╔══

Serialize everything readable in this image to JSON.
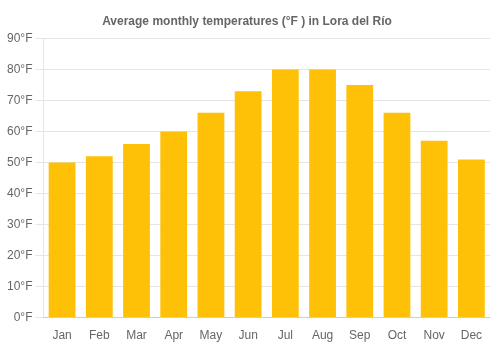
{
  "chart_data": {
    "type": "bar",
    "title": "Average monthly temperatures (°F ) in Lora del Río",
    "categories": [
      "Jan",
      "Feb",
      "Mar",
      "Apr",
      "May",
      "Jun",
      "Jul",
      "Aug",
      "Sep",
      "Oct",
      "Nov",
      "Dec"
    ],
    "values": [
      50,
      52,
      56,
      60,
      66,
      73,
      80,
      80,
      75,
      66,
      57,
      51
    ],
    "color": "#FFC107",
    "ylim": [
      0,
      90
    ],
    "yticks": [
      {
        "value": 0,
        "label": "0°F"
      },
      {
        "value": 10,
        "label": "10°F"
      },
      {
        "value": 20,
        "label": "20°F"
      },
      {
        "value": 30,
        "label": "30°F"
      },
      {
        "value": 40,
        "label": "40°F"
      },
      {
        "value": 50,
        "label": "50°F"
      },
      {
        "value": 60,
        "label": "60°F"
      },
      {
        "value": 70,
        "label": "70°F"
      },
      {
        "value": 80,
        "label": "80°F"
      },
      {
        "value": 90,
        "label": "90°F"
      }
    ],
    "grid": true
  }
}
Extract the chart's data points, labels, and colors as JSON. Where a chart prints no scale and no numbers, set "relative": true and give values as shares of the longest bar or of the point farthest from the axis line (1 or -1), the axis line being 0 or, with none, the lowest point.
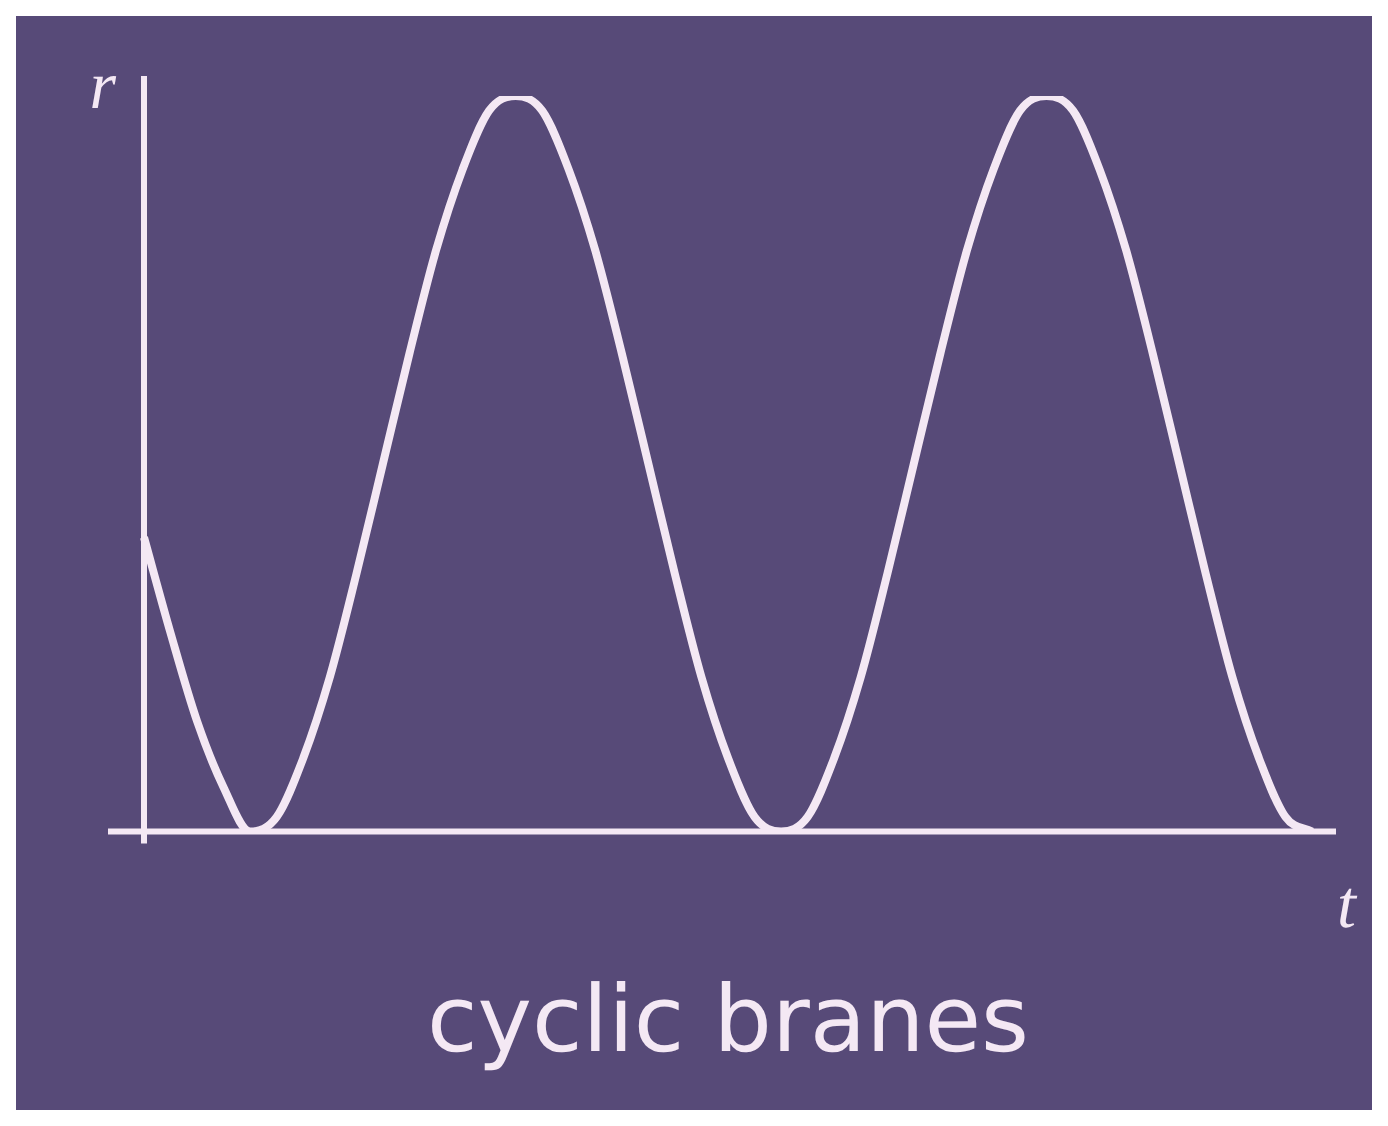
{
  "chart_data": {
    "type": "line",
    "title": "cyclic branes",
    "xlabel": "t",
    "ylabel": "r",
    "relative": true,
    "legend": false,
    "marker": "none",
    "line_style": "solid",
    "categories": [
      null,
      null,
      null,
      null,
      null,
      null,
      null,
      null,
      null,
      null,
      null,
      null,
      null,
      null,
      null,
      null,
      null,
      null,
      null,
      null,
      null,
      null,
      null,
      null,
      null,
      null,
      null,
      null,
      null,
      null,
      null,
      null,
      null,
      null,
      null,
      null,
      null,
      null,
      null,
      null,
      null,
      null,
      null,
      null,
      null
    ],
    "series": [
      {
        "color": "#f4e8f4",
        "values": [
          0.4,
          0.27,
          0.15,
          0.06,
          0,
          0.02,
          0.1,
          0.21,
          0.35,
          0.5,
          0.65,
          0.79,
          0.9,
          0.98,
          1,
          0.98,
          0.9,
          0.79,
          0.65,
          0.5,
          0.35,
          0.21,
          0.1,
          0.02,
          0,
          0.02,
          0.1,
          0.21,
          0.35,
          0.5,
          0.65,
          0.79,
          0.9,
          0.98,
          1,
          0.98,
          0.9,
          0.79,
          0.65,
          0.5,
          0.35,
          0.21,
          0.1,
          0.02,
          0
        ]
      }
    ]
  }
}
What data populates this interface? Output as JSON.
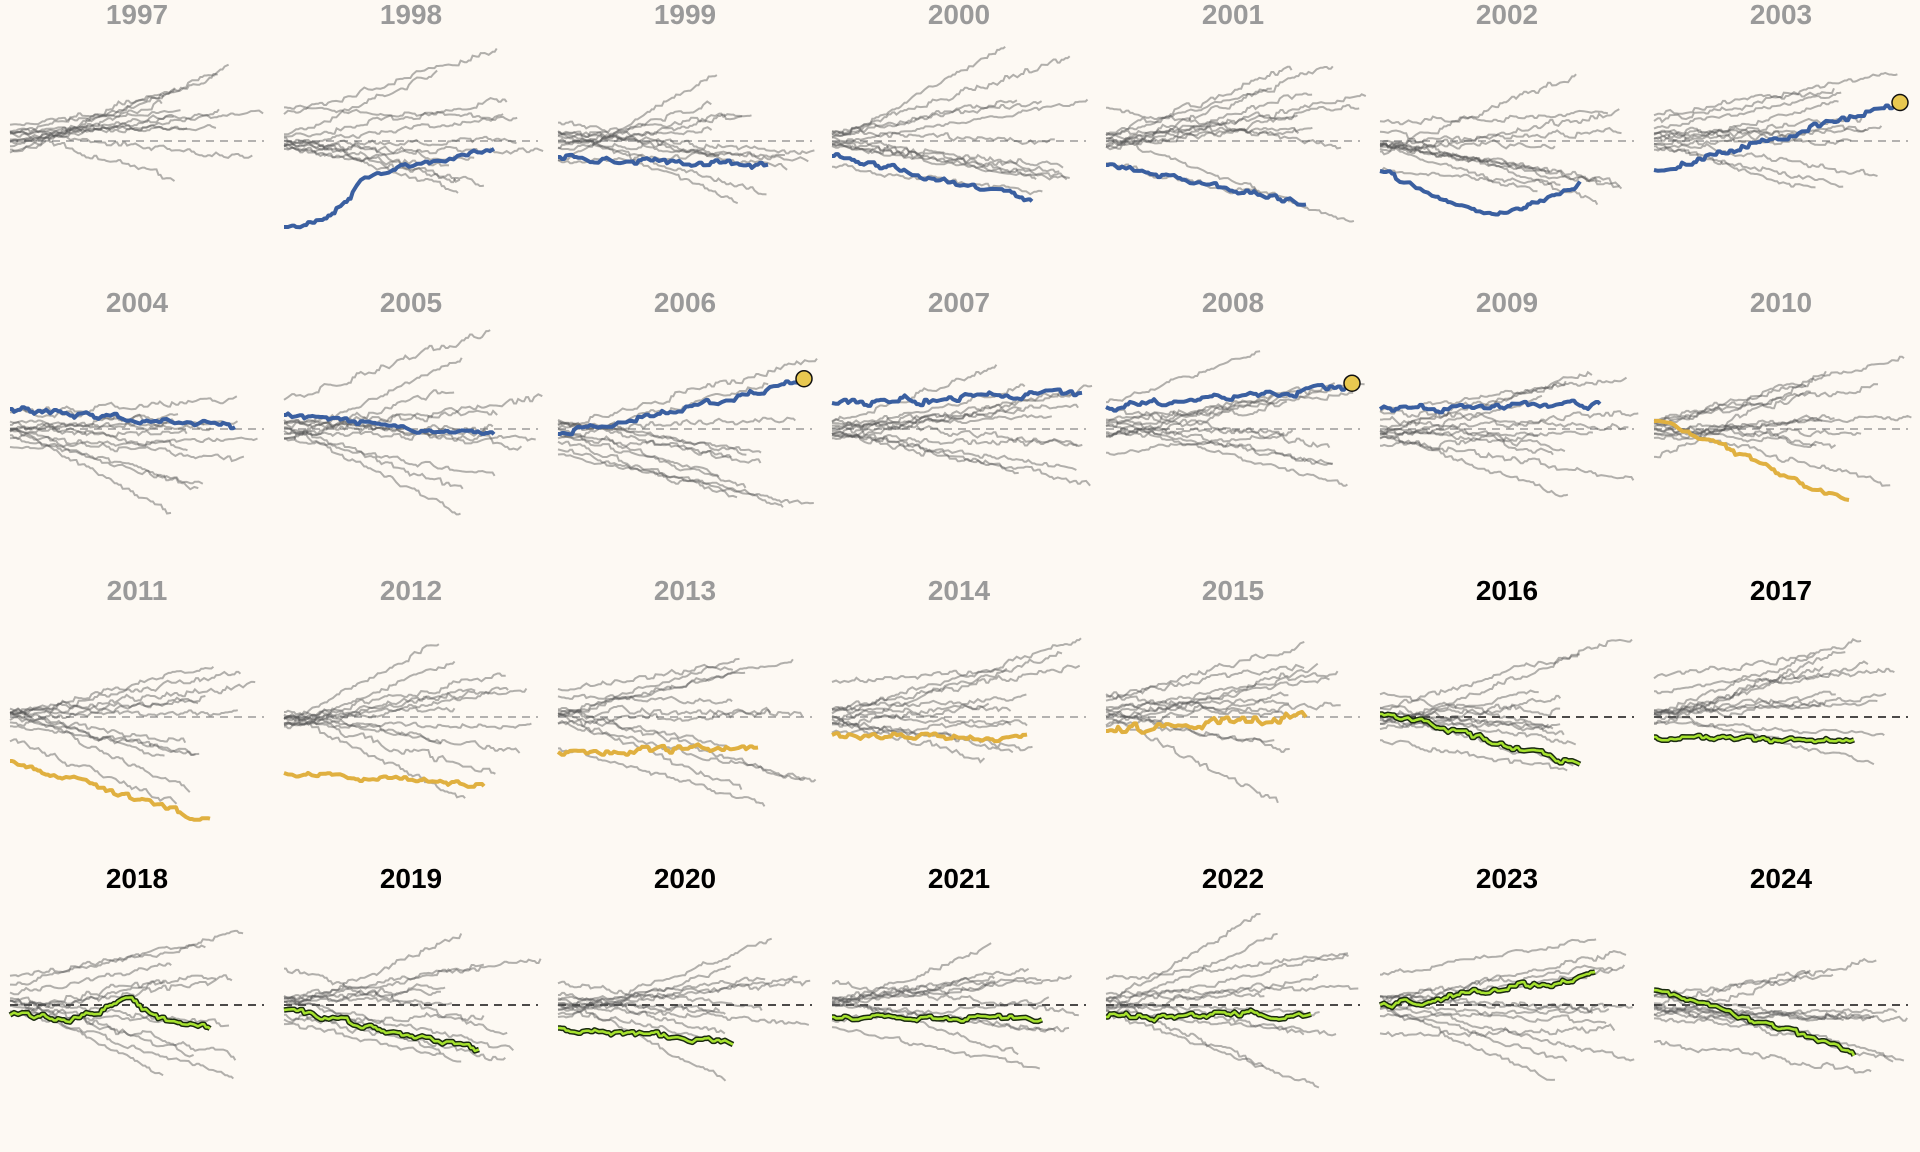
{
  "chart_data": {
    "type": "line",
    "layout": "small-multiples",
    "title": "",
    "xlabel": "",
    "ylabel": "",
    "reference_line_y": 0,
    "grid": false,
    "legend": "none",
    "colors": {
      "background": "#fdf9f3",
      "background_lines": "#555555",
      "past_title": "#9a9a9a",
      "recent_title": "#000000",
      "highlight_blue": "#3a5fa0",
      "highlight_gold": "#e0b040",
      "highlight_green": "#a6e22e",
      "highlight_outline": "#1a2a10",
      "marker_fill": "#e8c850"
    },
    "panels": [
      {
        "year": "1997",
        "style": "past",
        "highlight": "none"
      },
      {
        "year": "1998",
        "style": "past",
        "highlight": "blue"
      },
      {
        "year": "1999",
        "style": "past",
        "highlight": "blue"
      },
      {
        "year": "2000",
        "style": "past",
        "highlight": "blue"
      },
      {
        "year": "2001",
        "style": "past",
        "highlight": "blue"
      },
      {
        "year": "2002",
        "style": "past",
        "highlight": "blue"
      },
      {
        "year": "2003",
        "style": "past",
        "highlight": "blue",
        "marker": true
      },
      {
        "year": "2004",
        "style": "past",
        "highlight": "blue"
      },
      {
        "year": "2005",
        "style": "past",
        "highlight": "blue"
      },
      {
        "year": "2006",
        "style": "past",
        "highlight": "blue",
        "marker": true
      },
      {
        "year": "2007",
        "style": "past",
        "highlight": "blue"
      },
      {
        "year": "2008",
        "style": "past",
        "highlight": "blue",
        "marker": true
      },
      {
        "year": "2009",
        "style": "past",
        "highlight": "blue"
      },
      {
        "year": "2010",
        "style": "past",
        "highlight": "gold"
      },
      {
        "year": "2011",
        "style": "past",
        "highlight": "gold"
      },
      {
        "year": "2012",
        "style": "past",
        "highlight": "gold"
      },
      {
        "year": "2013",
        "style": "past",
        "highlight": "gold"
      },
      {
        "year": "2014",
        "style": "past",
        "highlight": "gold"
      },
      {
        "year": "2015",
        "style": "past",
        "highlight": "gold"
      },
      {
        "year": "2016",
        "style": "recent",
        "highlight": "green"
      },
      {
        "year": "2017",
        "style": "recent",
        "highlight": "green"
      },
      {
        "year": "2018",
        "style": "recent",
        "highlight": "green"
      },
      {
        "year": "2019",
        "style": "recent",
        "highlight": "green"
      },
      {
        "year": "2020",
        "style": "recent",
        "highlight": "green"
      },
      {
        "year": "2021",
        "style": "recent",
        "highlight": "green"
      },
      {
        "year": "2022",
        "style": "recent",
        "highlight": "green"
      },
      {
        "year": "2023",
        "style": "recent",
        "highlight": "green"
      },
      {
        "year": "2024",
        "style": "recent",
        "highlight": "green"
      }
    ]
  }
}
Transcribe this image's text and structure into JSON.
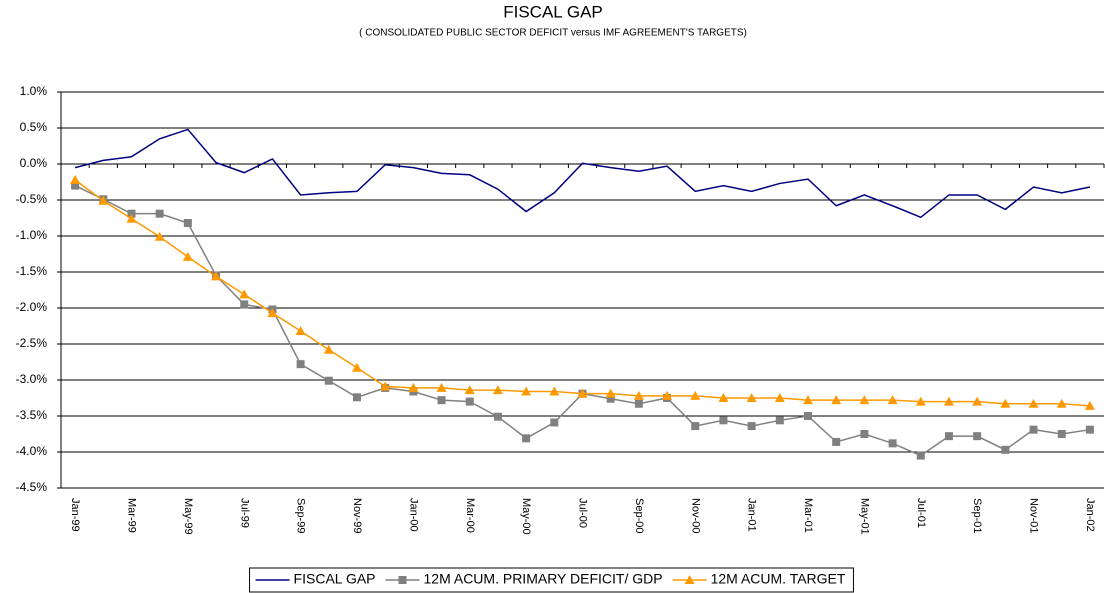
{
  "chart_data": {
    "type": "line",
    "title": "FISCAL GAP",
    "subtitle": "( CONSOLIDATED PUBLIC SECTOR DEFICIT versus IMF AGREEMENT'S TARGETS)",
    "categories": [
      "Jan-99",
      null,
      "Mar-99",
      null,
      "May-99",
      null,
      "Jul-99",
      null,
      "Sep-99",
      null,
      "Nov-99",
      null,
      "Jan-00",
      null,
      "Mar-00",
      null,
      "May-00",
      null,
      "Jul-00",
      null,
      "Sep-00",
      null,
      "Nov-00",
      null,
      "Jan-01",
      null,
      "Mar-01",
      null,
      "May-01",
      null,
      "Jul-01",
      null,
      "Sep-01",
      null,
      "Nov-01",
      null,
      "Jan-02"
    ],
    "series": [
      {
        "name": "FISCAL GAP",
        "color": "#000080",
        "marker": "none",
        "values": [
          -0.05,
          0.05,
          0.1,
          0.35,
          0.48,
          0.02,
          -0.12,
          0.07,
          -0.43,
          -0.4,
          -0.38,
          -0.01,
          -0.05,
          -0.13,
          -0.15,
          -0.35,
          -0.66,
          -0.4,
          0.01,
          -0.05,
          -0.1,
          -0.03,
          -0.38,
          -0.3,
          -0.38,
          -0.27,
          -0.21,
          -0.58,
          -0.43,
          -0.58,
          -0.74,
          -0.43,
          -0.43,
          -0.63,
          -0.32,
          -0.4,
          -0.32
        ]
      },
      {
        "name": "12M ACUM. PRIMARY DEFICIT/ GDP",
        "color": "#808080",
        "marker": "square",
        "values": [
          -0.3,
          -0.49,
          -0.69,
          -0.69,
          -0.82,
          -1.55,
          -1.95,
          -2.02,
          -2.78,
          -3.01,
          -3.24,
          -3.11,
          -3.16,
          -3.28,
          -3.3,
          -3.51,
          -3.81,
          -3.59,
          -3.19,
          -3.26,
          -3.33,
          -3.25,
          -3.64,
          -3.56,
          -3.64,
          -3.56,
          -3.5,
          -3.86,
          -3.75,
          -3.88,
          -4.05,
          -3.78,
          -3.78,
          -3.97,
          -3.69,
          -3.75,
          -3.69
        ]
      },
      {
        "name": "12M ACUM. TARGET",
        "color": "#ff9900",
        "marker": "triangle",
        "values": [
          -0.22,
          -0.51,
          -0.76,
          -1.01,
          -1.29,
          -1.56,
          -1.81,
          -2.07,
          -2.32,
          -2.58,
          -2.83,
          -3.09,
          -3.11,
          -3.11,
          -3.14,
          -3.14,
          -3.16,
          -3.16,
          -3.19,
          -3.19,
          -3.22,
          -3.22,
          -3.22,
          -3.25,
          -3.25,
          -3.25,
          -3.28,
          -3.28,
          -3.28,
          -3.28,
          -3.3,
          -3.3,
          -3.3,
          -3.33,
          -3.33,
          -3.33,
          -3.36
        ]
      }
    ],
    "ylim": [
      -4.5,
      1.0
    ],
    "yticks": [
      {
        "value": 1.0,
        "label": "1.0%"
      },
      {
        "value": 0.5,
        "label": "0.5%"
      },
      {
        "value": 0,
        "label": "0.0%"
      },
      {
        "value": -0.5,
        "label": "-0.5%"
      },
      {
        "value": -1.0,
        "label": "-1.0%"
      },
      {
        "value": -1.5,
        "label": "-1.5%"
      },
      {
        "value": -2.0,
        "label": "-2.0%"
      },
      {
        "value": -2.5,
        "label": "-2.5%"
      },
      {
        "value": -3.0,
        "label": "-3.0%"
      },
      {
        "value": -3.5,
        "label": "-3.5%"
      },
      {
        "value": -4.0,
        "label": "-4.0%"
      },
      {
        "value": -4.5,
        "label": "-4.5%"
      }
    ],
    "grid": true,
    "legend": "bottom"
  }
}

╚══

[Aim]:
Scan the entries above and work out how many lines include the word "ACUM"; the reply is that number alone.

[Correct response]:
2